BEGIN INFORMATION GIVEN

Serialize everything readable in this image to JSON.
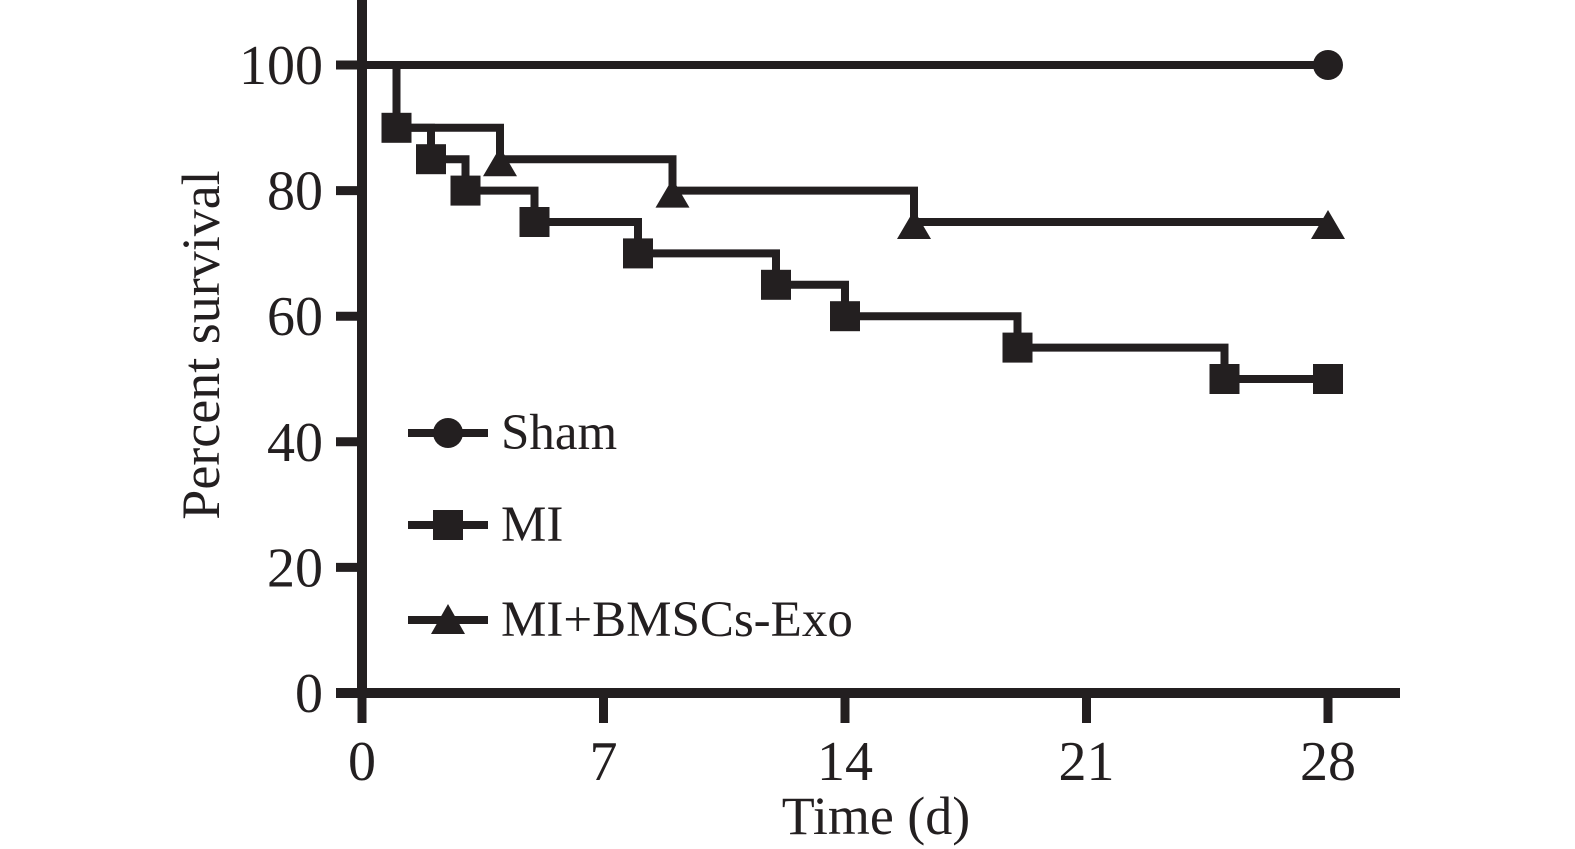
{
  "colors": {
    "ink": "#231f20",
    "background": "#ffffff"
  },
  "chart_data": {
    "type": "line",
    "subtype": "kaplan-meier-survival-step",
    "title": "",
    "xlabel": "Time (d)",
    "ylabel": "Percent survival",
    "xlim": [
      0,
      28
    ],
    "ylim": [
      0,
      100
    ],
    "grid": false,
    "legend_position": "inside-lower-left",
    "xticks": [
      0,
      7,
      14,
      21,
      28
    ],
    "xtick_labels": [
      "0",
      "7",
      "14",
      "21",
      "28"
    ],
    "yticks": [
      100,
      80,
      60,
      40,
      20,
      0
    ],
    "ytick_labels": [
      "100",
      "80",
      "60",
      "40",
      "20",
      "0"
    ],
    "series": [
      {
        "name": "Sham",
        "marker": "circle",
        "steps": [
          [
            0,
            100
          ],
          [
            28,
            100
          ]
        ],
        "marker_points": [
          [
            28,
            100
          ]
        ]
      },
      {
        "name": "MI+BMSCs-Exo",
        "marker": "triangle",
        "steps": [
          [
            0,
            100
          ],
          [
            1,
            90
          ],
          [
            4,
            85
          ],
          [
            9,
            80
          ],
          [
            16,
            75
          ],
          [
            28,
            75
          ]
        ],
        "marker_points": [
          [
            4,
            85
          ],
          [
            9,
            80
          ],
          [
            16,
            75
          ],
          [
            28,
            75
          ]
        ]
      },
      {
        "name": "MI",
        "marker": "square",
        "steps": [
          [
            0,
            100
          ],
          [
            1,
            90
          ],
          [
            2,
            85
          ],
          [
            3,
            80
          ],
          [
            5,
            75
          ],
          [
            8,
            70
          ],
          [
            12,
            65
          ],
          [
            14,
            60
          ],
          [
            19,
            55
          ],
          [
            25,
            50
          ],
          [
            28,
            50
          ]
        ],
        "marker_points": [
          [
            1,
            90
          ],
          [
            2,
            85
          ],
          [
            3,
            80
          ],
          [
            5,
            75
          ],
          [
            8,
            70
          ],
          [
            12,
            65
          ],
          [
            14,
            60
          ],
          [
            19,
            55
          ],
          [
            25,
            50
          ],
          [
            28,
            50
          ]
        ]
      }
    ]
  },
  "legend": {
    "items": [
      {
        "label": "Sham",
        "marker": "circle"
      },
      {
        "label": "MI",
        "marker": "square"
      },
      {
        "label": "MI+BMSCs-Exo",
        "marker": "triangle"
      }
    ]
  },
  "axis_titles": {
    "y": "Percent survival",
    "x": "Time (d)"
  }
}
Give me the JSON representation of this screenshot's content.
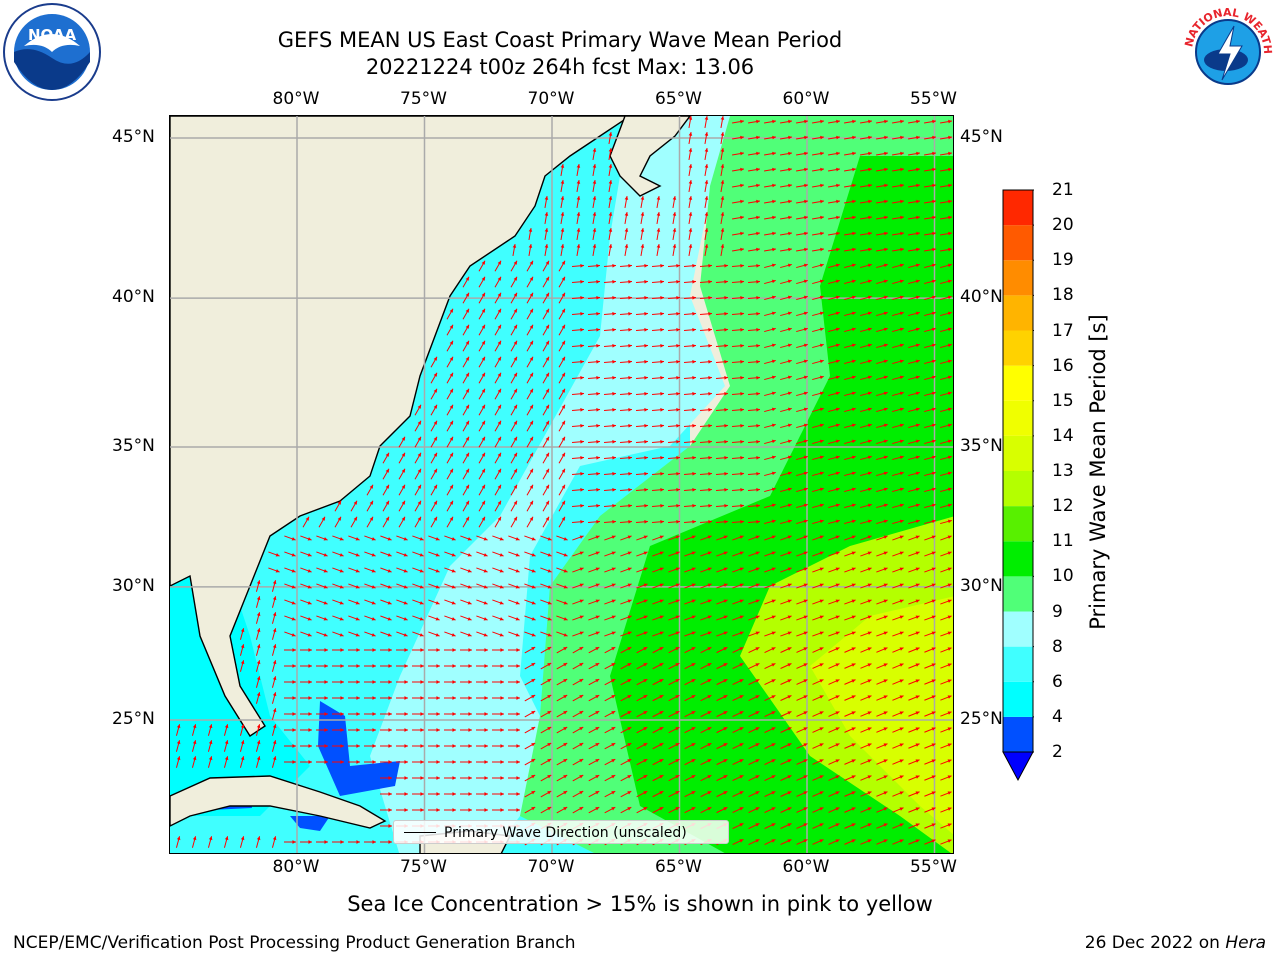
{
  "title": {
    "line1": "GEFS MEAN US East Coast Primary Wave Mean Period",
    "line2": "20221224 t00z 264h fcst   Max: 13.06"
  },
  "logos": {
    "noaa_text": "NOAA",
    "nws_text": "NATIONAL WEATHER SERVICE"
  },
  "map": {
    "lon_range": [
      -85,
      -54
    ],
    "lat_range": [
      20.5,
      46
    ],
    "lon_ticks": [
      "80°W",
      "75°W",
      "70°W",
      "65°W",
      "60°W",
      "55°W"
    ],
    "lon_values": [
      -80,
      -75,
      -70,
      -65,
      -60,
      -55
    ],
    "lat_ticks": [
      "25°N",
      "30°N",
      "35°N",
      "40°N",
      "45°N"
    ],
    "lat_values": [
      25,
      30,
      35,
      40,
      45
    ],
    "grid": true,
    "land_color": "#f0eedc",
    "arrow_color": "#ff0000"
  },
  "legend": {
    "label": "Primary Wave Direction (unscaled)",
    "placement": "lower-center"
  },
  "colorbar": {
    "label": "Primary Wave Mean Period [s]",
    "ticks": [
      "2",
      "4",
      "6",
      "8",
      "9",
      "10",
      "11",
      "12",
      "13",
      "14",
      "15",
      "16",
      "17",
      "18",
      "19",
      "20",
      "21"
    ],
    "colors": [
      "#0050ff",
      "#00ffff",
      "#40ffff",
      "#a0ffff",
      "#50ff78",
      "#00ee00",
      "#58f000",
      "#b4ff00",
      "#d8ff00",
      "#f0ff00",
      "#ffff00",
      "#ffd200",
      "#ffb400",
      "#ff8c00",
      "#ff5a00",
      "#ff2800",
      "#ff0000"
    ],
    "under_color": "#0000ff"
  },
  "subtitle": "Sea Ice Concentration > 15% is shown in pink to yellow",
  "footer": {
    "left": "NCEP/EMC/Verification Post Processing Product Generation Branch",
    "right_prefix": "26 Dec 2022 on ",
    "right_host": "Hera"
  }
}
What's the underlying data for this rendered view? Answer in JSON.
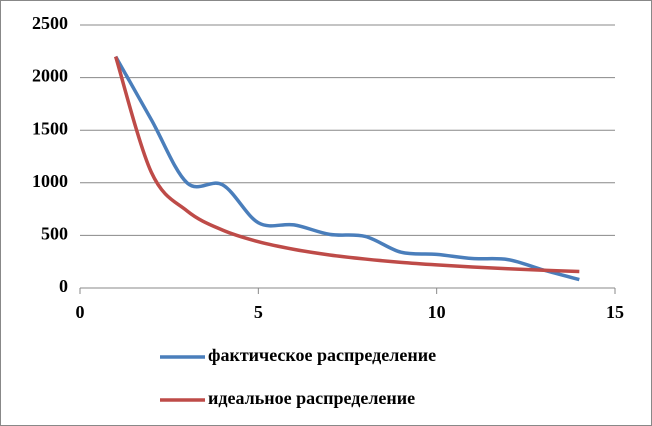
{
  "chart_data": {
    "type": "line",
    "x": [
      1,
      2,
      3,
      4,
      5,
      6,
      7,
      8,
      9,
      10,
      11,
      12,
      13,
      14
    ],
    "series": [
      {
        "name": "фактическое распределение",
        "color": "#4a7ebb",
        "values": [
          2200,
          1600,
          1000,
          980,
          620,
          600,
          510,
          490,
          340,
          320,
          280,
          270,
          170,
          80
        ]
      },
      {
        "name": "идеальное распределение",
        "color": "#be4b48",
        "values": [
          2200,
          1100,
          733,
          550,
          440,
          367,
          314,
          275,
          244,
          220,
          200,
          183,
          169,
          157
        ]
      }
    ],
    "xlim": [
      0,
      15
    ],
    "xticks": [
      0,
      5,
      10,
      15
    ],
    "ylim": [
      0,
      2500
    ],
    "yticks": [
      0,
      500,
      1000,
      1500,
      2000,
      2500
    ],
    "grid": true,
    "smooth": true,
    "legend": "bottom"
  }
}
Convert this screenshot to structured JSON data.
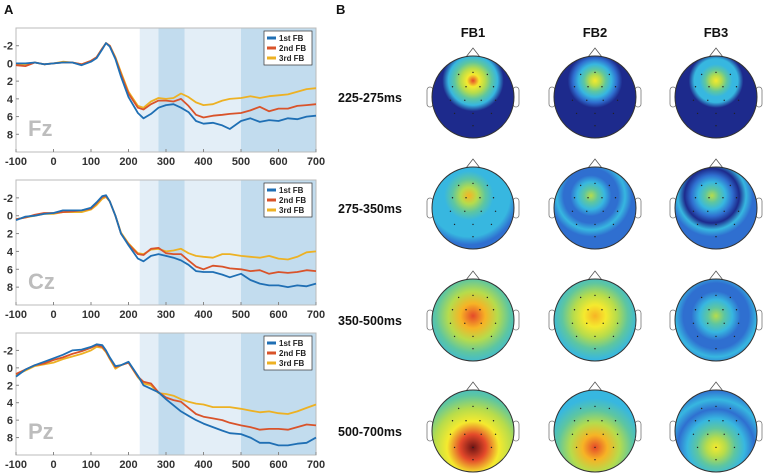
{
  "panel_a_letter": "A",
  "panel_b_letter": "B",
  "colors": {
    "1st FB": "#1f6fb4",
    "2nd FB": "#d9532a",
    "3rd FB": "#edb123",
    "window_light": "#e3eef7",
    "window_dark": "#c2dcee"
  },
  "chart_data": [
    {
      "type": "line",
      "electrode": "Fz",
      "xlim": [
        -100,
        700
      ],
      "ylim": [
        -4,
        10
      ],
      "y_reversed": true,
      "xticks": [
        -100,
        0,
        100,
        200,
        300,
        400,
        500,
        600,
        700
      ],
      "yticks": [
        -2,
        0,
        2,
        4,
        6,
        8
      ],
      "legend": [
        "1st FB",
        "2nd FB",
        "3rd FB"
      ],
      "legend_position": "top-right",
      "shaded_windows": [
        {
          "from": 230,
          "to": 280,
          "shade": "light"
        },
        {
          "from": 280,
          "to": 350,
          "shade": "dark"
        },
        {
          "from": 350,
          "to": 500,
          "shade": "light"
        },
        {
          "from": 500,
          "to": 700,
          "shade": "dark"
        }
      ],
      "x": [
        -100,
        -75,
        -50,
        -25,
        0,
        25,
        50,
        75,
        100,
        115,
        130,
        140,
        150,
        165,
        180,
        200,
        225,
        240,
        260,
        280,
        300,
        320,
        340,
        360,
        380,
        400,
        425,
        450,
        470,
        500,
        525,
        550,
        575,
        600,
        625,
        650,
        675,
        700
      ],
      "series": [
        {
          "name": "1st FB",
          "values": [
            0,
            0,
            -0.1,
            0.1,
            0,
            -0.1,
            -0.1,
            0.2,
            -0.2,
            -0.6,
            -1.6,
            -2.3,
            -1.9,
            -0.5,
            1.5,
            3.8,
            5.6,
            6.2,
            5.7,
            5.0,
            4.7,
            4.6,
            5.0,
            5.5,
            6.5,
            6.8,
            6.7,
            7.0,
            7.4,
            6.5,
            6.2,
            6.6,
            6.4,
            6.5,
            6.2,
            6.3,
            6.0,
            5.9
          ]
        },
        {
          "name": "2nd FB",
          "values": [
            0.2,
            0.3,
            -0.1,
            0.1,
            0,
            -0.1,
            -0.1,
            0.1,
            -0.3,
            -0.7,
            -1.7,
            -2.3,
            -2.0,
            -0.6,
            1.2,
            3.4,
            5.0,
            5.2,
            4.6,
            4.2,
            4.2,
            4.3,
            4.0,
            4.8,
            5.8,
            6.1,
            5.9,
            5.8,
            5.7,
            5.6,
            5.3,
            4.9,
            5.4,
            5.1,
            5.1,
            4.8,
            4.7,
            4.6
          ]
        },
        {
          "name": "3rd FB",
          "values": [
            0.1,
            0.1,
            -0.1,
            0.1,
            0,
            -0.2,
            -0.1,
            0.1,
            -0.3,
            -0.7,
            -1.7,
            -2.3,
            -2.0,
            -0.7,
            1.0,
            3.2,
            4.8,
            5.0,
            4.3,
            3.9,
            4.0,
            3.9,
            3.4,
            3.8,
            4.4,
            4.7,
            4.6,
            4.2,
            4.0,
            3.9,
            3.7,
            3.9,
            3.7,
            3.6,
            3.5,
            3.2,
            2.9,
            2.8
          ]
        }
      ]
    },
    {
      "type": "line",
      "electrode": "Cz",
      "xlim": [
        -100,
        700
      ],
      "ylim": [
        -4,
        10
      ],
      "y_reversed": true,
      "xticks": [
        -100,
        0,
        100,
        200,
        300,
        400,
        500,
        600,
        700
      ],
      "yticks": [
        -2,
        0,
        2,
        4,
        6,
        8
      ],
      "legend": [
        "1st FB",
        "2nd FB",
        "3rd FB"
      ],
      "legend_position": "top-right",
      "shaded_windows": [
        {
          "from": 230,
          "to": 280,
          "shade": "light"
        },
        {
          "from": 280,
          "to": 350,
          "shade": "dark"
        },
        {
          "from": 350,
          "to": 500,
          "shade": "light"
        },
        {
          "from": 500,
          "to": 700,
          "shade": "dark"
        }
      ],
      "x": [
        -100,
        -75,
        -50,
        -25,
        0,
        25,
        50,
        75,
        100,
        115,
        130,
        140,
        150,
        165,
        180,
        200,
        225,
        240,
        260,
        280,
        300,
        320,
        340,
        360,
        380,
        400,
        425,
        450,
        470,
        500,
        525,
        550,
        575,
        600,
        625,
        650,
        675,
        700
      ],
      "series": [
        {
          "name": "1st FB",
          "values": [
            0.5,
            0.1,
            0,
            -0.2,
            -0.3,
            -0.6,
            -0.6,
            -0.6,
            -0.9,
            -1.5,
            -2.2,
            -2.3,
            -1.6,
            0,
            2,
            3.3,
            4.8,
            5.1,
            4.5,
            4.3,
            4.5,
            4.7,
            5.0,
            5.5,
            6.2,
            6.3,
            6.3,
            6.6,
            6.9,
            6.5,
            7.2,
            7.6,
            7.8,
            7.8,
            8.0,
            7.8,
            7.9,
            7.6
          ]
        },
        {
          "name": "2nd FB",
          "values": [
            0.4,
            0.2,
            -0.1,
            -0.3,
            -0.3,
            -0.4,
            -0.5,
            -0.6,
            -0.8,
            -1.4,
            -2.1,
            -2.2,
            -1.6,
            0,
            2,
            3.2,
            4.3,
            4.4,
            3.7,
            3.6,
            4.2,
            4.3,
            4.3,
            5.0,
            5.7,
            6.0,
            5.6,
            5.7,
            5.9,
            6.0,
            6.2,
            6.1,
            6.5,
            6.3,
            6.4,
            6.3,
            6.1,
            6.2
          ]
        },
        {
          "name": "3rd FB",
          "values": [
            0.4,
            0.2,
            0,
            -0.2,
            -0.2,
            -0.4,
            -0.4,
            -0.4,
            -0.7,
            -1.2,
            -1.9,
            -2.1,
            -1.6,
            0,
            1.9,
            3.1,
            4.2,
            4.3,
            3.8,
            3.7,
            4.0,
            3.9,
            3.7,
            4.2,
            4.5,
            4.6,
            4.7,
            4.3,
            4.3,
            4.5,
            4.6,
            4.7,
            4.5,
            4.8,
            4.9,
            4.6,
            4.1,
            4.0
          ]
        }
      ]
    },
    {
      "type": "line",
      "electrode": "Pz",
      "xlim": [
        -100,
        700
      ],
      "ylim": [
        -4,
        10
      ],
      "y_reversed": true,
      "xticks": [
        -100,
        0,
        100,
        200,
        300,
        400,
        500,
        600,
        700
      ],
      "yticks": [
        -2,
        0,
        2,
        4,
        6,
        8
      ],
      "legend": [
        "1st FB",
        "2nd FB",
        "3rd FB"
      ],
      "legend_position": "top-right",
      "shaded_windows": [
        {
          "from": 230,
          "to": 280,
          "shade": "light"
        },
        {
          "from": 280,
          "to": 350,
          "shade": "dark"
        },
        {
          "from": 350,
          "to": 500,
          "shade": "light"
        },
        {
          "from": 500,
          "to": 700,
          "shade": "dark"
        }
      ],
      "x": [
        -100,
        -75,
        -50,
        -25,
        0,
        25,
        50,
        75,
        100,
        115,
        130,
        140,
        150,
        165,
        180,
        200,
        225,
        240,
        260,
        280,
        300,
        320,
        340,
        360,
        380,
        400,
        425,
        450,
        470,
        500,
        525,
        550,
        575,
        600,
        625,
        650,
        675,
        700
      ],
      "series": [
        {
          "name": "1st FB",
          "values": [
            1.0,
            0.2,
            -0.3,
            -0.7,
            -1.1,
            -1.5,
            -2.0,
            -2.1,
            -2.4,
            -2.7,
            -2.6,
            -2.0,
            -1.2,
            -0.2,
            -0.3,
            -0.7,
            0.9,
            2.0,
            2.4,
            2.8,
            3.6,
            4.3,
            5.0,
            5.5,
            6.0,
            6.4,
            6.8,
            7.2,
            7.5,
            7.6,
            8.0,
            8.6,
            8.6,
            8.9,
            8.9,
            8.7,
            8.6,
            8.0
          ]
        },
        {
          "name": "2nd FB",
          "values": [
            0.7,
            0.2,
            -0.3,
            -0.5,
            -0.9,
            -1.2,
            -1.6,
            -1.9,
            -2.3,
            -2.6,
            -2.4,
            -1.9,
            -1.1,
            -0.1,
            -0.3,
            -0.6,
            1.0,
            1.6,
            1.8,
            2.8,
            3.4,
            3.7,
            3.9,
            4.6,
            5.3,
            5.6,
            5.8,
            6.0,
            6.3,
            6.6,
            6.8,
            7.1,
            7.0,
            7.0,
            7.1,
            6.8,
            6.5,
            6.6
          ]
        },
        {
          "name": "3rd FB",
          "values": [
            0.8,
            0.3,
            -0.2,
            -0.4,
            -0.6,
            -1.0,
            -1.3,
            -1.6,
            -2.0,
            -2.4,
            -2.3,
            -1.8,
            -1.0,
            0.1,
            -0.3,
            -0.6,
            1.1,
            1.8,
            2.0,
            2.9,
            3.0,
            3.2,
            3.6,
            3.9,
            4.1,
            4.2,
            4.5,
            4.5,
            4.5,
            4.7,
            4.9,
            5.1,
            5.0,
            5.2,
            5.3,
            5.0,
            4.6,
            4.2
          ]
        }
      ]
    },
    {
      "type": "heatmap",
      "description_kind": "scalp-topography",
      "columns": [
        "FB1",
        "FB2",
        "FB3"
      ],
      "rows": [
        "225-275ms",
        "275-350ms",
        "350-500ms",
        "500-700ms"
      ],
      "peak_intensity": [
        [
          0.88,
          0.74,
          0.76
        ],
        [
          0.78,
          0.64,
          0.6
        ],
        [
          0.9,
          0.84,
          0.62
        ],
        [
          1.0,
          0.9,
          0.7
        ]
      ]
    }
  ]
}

END INFORMATION GIVEN

*REQUIRED WORK*
In the material above, find the lines that contain "screenshot" and show them.

*SOLUTION TO THE EXERCISE*
Give me the JSON representation of this screenshot's content.
Convert this screenshot to structured JSON data.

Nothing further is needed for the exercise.